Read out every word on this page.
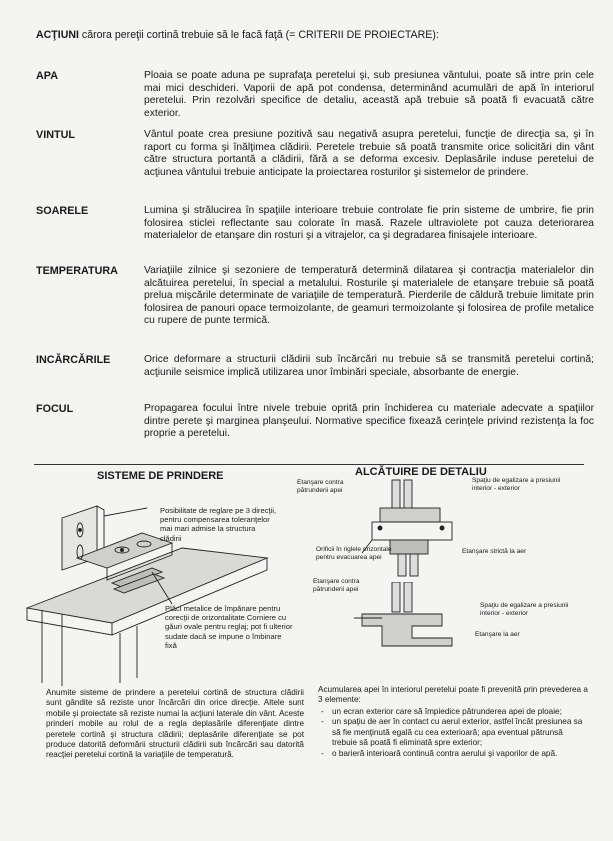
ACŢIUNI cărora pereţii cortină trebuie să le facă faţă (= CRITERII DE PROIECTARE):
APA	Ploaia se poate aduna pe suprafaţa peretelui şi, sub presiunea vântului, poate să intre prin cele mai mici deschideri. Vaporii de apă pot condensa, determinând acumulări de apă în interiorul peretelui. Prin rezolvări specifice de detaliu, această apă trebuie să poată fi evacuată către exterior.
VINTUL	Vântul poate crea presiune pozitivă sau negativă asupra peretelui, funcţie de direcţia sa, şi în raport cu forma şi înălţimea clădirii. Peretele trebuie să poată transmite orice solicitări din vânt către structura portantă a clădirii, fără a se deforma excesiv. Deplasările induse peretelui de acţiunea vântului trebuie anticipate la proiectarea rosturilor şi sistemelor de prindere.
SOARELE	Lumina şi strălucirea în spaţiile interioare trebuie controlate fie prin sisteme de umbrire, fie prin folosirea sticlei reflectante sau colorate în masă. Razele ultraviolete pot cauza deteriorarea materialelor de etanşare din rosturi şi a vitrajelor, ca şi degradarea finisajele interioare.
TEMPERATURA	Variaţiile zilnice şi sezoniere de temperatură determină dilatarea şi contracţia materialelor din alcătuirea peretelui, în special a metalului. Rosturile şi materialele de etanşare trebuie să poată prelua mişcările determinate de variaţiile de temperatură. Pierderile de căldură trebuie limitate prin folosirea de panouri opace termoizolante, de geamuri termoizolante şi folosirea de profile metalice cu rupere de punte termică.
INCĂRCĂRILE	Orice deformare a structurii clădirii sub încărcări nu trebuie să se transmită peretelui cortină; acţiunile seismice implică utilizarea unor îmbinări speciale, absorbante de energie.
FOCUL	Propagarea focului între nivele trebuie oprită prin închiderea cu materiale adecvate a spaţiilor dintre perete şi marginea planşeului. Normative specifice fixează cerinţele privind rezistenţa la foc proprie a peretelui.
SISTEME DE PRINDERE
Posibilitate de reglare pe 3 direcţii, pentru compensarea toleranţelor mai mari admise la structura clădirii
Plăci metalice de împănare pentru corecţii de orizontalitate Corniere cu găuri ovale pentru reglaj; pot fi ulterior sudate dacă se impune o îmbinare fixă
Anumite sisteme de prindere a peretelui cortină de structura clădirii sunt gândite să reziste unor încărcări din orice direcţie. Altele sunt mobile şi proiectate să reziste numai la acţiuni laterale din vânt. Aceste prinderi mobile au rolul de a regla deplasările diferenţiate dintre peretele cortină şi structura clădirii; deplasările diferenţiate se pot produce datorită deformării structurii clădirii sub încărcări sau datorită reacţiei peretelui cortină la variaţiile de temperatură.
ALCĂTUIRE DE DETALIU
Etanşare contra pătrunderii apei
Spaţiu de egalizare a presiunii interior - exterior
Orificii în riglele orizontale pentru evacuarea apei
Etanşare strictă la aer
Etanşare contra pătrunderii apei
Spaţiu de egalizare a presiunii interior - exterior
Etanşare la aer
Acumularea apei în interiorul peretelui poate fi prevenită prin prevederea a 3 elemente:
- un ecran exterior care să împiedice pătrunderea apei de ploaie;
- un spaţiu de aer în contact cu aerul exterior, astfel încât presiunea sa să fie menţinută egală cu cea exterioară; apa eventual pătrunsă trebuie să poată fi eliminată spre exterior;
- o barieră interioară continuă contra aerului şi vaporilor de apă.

---+---

▶ **Task to complete**
Your job is to transcribe the entries above exactly; skip the pictures.

▶ **The answer**
Read out every word on this page.
ACŢIUNI cărora pereţii cortină trebuie să le facă faţă (= CRITERII DE PROIECTARE):
APA	Ploaia se poate aduna pe suprafaţa peretelui şi, sub presiunea vântului, poate să intre prin cele mai mici deschideri. Vaporii de apă pot condensa, determinând acumulări de apă în interiorul peretelui. Prin rezolvări specifice de detaliu, această apă trebuie să poată fi evacuată către exterior.
VINTUL	Vântul poate crea presiune pozitivă sau negativă asupra peretelui, funcţie de direcţia sa, şi în raport cu forma şi înălţimea clădirii. Peretele trebuie să poată transmite orice solicitări din vânt către structura portantă a clădirii, fără a se deforma excesiv. Deplasările induse peretelui de acţiunea vântului trebuie anticipate la proiectarea rosturilor şi sistemelor de prindere.
SOARELE	Lumina şi strălucirea în spaţiile interioare trebuie controlate fie prin sisteme de umbrire, fie prin folosirea sticlei reflectante sau colorate în masă. Razele ultraviolete pot cauza deteriorarea materialelor de etanşare din rosturi şi a vitrajelor, ca şi degradarea finisajele interioare.
TEMPERATURA	Variaţiile zilnice şi sezoniere de temperatură determină dilatarea şi contracţia materialelor din alcătuirea peretelui, în special a metalului. Rosturile şi materialele de etanşare trebuie să poată prelua mişcările determinate de variaţiile de temperatură. Pierderile de căldură trebuie limitate prin folosirea de panouri opace termoizolante, de geamuri termoizolante şi folosirea de profile metalice cu rupere de punte termică.
INCĂRCĂRILE	Orice deformare a structurii clădirii sub încărcări nu trebuie să se transmită peretelui cortină; acţiunile seismice implică utilizarea unor îmbinări speciale, absorbante de energie.
FOCUL	Propagarea focului între nivele trebuie oprită prin închiderea cu materiale adecvate a spaţiilor dintre perete şi marginea planşeului. Normative specifice fixează cerinţele privind rezistenţa la foc proprie a peretelui.
SISTEME DE PRINDERE
Posibilitate de reglare pe 3 direcţii, pentru compensarea toleranţelor mai mari admise la structura clădirii
Plăci metalice de împănare pentru corecţii de orizontalitate Corniere cu găuri ovale pentru reglaj; pot fi ulterior sudate dacă se impune o îmbinare fixă
Anumite sisteme de prindere a peretelui cortină de structura clădirii sunt gândite să reziste unor încărcări din orice direcţie. Altele sunt mobile şi proiectate să reziste numai la acţiuni laterale din vânt. Aceste prinderi mobile au rolul de a regla deplasările diferenţiate dintre peretele cortină şi structura clădirii; deplasările diferenţiate se pot produce datorită deformării structurii clădirii sub încărcări sau datorită reacţiei peretelui cortină la variaţiile de temperatură.
ALCĂTUIRE DE DETALIU
Etanşare contra pătrunderii apei
Spaţiu de egalizare a presiunii interior - exterior
Orificii în riglele orizontale pentru evacuarea apei
Etanşare strictă la aer
Etanşare contra pătrunderii apei
Spaţiu de egalizare a presiunii interior - exterior
Etanşare la aer
Acumularea apei în interiorul peretelui poate fi prevenită prin prevederea a 3 elemente:
- un ecran exterior care să împiedice pătrunderea apei de ploaie;
- un spaţiu de aer în contact cu aerul exterior, astfel încât presiunea sa să fie menţinută egală cu cea exterioară; apa eventual pătrunsă trebuie să poată fi eliminată spre exterior;
- o barieră interioară continuă contra aerului şi vaporilor de apă.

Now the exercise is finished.